_Your objective_:
Examine each line of the data. Copy those that contain the string "седьмом".

Collected data entries
┄┄┄┄┄┄

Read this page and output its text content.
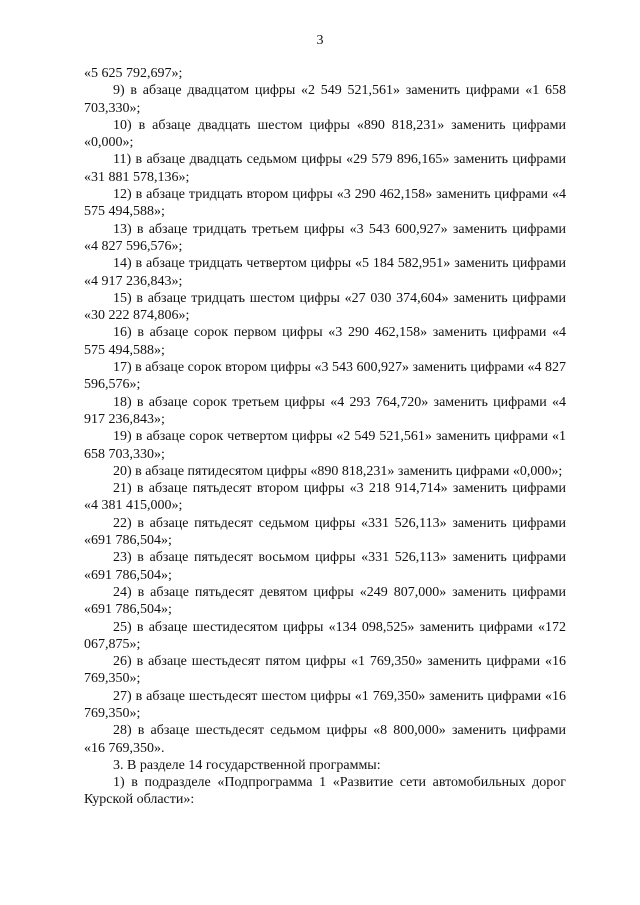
3

«5 625 792,697»;

9) в абзаце двадцатом цифры «2 549 521,561» заменить цифрами «1 658 703,330»;

10) в абзаце двадцать шестом цифры «890 818,231» заменить цифрами «0,000»;

11) в абзаце двадцать седьмом цифры «29 579 896,165» заменить цифрами «31 881 578,136»;

12) в абзаце тридцать втором цифры «3 290 462,158» заменить цифрами «4 575 494,588»;

13) в абзаце тридцать третьем цифры «3 543 600,927» заменить цифрами «4 827 596,576»;

14) в абзаце тридцать четвертом цифры «5 184 582,951» заменить цифрами «4 917 236,843»;

15) в абзаце тридцать шестом цифры «27 030 374,604» заменить цифрами «30 222 874,806»;

16) в абзаце сорок первом цифры «3 290 462,158» заменить цифрами «4 575 494,588»;

17) в абзаце сорок втором цифры «3 543 600,927» заменить цифрами «4 827 596,576»;

18) в абзаце сорок третьем цифры «4 293 764,720» заменить цифрами «4 917 236,843»;

19) в абзаце сорок четвертом цифры «2 549 521,561» заменить цифрами «1 658 703,330»;

20) в абзаце пятидесятом цифры «890 818,231» заменить цифрами «0,000»;

21) в абзаце пятьдесят втором цифры «3 218 914,714» заменить цифрами «4 381 415,000»;

22) в абзаце пятьдесят седьмом цифры «331 526,113» заменить цифрами «691 786,504»;

23) в абзаце пятьдесят восьмом цифры «331 526,113» заменить цифрами «691 786,504»;

24) в абзаце пятьдесят девятом цифры «249 807,000» заменить цифрами «691 786,504»;

25) в абзаце шестидесятом цифры «134 098,525» заменить цифрами «172 067,875»;

26) в абзаце шестьдесят пятом цифры «1 769,350» заменить цифрами «16 769,350»;

27) в абзаце шестьдесят шестом цифры «1 769,350» заменить цифрами «16 769,350»;

28) в абзаце шестьдесят седьмом цифры «8 800,000» заменить цифрами «16 769,350».

3. В разделе 14 государственной программы:

1) в подразделе «Подпрограмма 1 «Развитие сети автомобильных дорог Курской области»:
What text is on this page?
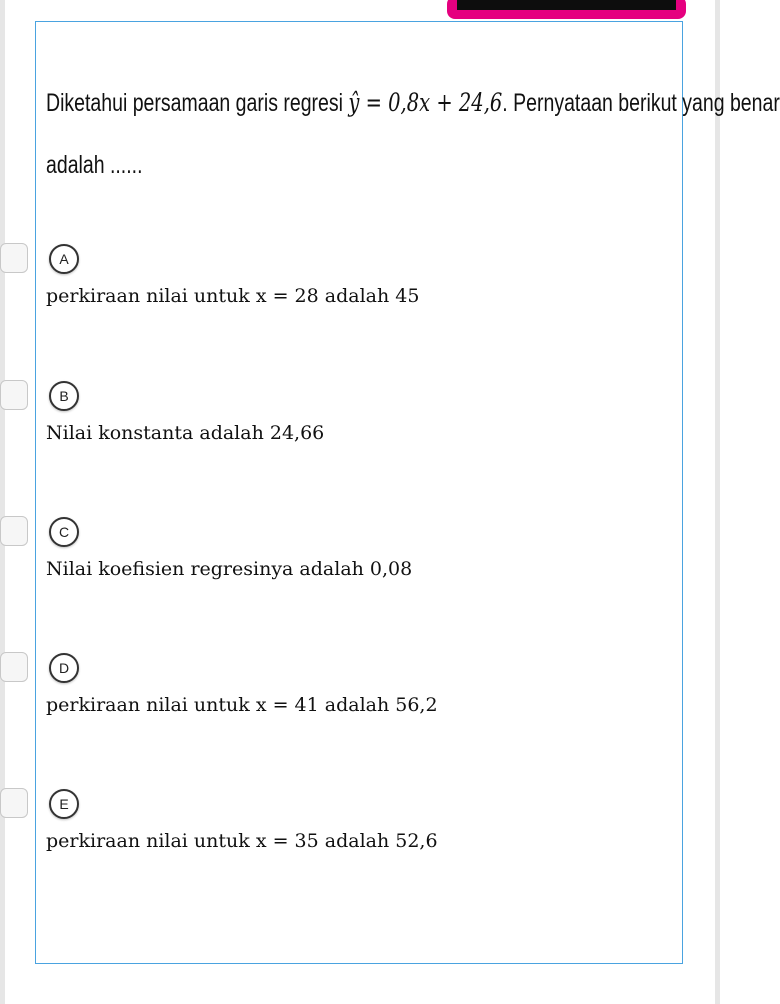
Diketahui persamaan garis regresi ŷ = 0,8x + 24,6. Pernyataan berikut yang benar
adalah ......
A
perkiraan nilai untuk x = 28 adalah 45
B
Nilai konstanta adalah 24,66
C
Nilai koefisien regresinya adalah 0,08
D
perkiraan nilai untuk x = 41 adalah 56,2
E
perkiraan nilai untuk x = 35 adalah 52,6
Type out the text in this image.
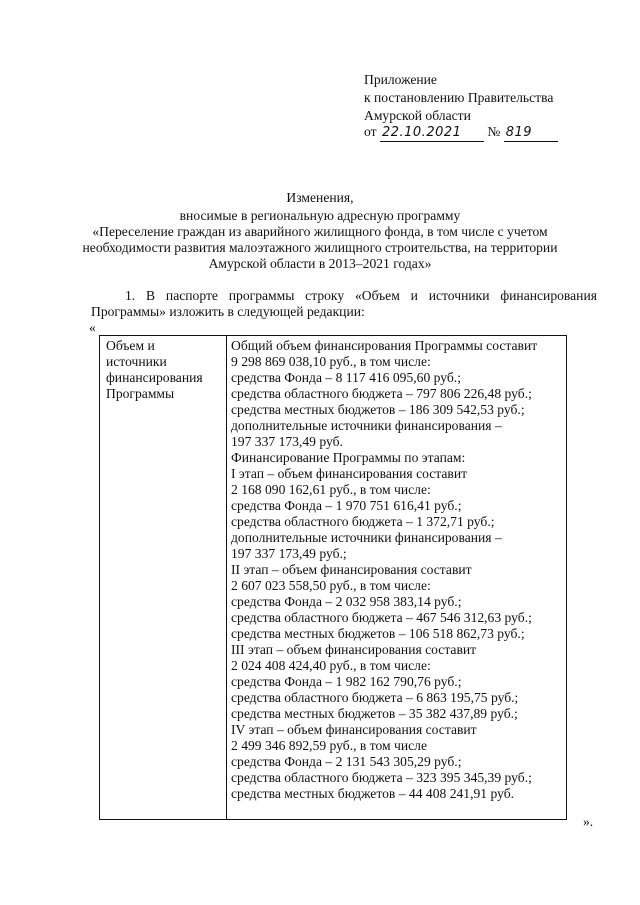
Приложение
к постановлению Правительства
Амурской области
от 22.10.2021 № 819
Изменения,
вносимые в региональную адресную программу
«Переселение граждан из аварийного жилищного фонда, в том числе с учетом
необходимости развития малоэтажного жилищного строительства, на территории
Амурской области в 2013–2021 годах»
1. В паспорте программы строку «Объем и источники финансирования
Программы» изложить в следующей редакции:
«
Объем и
источники
финансирования
Программы
Общий объем финансирования Программы составит
9 298 869 038,10 руб., в том числе:
средства Фонда – 8 117 416 095,60 руб.;
средства областного бюджета – 797 806 226,48 руб.;
средства местных бюджетов – 186 309 542,53 руб.;
дополнительные источники финансирования –
197 337 173,49 руб.
Финансирование Программы по этапам:
I этап – объем финансирования составит
2 168 090 162,61 руб., в том числе:
средства Фонда – 1 970 751 616,41 руб.;
средства областного бюджета – 1 372,71 руб.;
дополнительные источники финансирования –
197 337 173,49 руб.;
II этап – объем финансирования составит
2 607 023 558,50 руб., в том числе:
средства Фонда – 2 032 958 383,14 руб.;
средства областного бюджета – 467 546 312,63 руб.;
средства местных бюджетов – 106 518 862,73 руб.;
III этап – объем финансирования составит
2 024 408 424,40 руб., в том числе:
средства Фонда – 1 982 162 790,76 руб.;
средства областного бюджета – 6 863 195,75 руб.;
средства местных бюджетов – 35 382 437,89 руб.;
IV этап – объем финансирования составит
2 499 346 892,59 руб., в том числе
средства Фонда – 2 131 543 305,29 руб.;
средства областного бюджета – 323 395 345,39 руб.;
средства местных бюджетов – 44 408 241,91 руб.
».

┄┄┄┄┄┄

_Solution for this exercise_:
11) в абзаце двадцать седьмом цифры «29 579 896,165» заменить цифрами «31 881 578,136»;
22) в абзаце пятьдесят седьмом цифры «331 526,113» заменить цифрами «691 786,504»;
28) в абзаце шестьдесят седьмом цифры «8 800,000» заменить цифрами «16 769,350».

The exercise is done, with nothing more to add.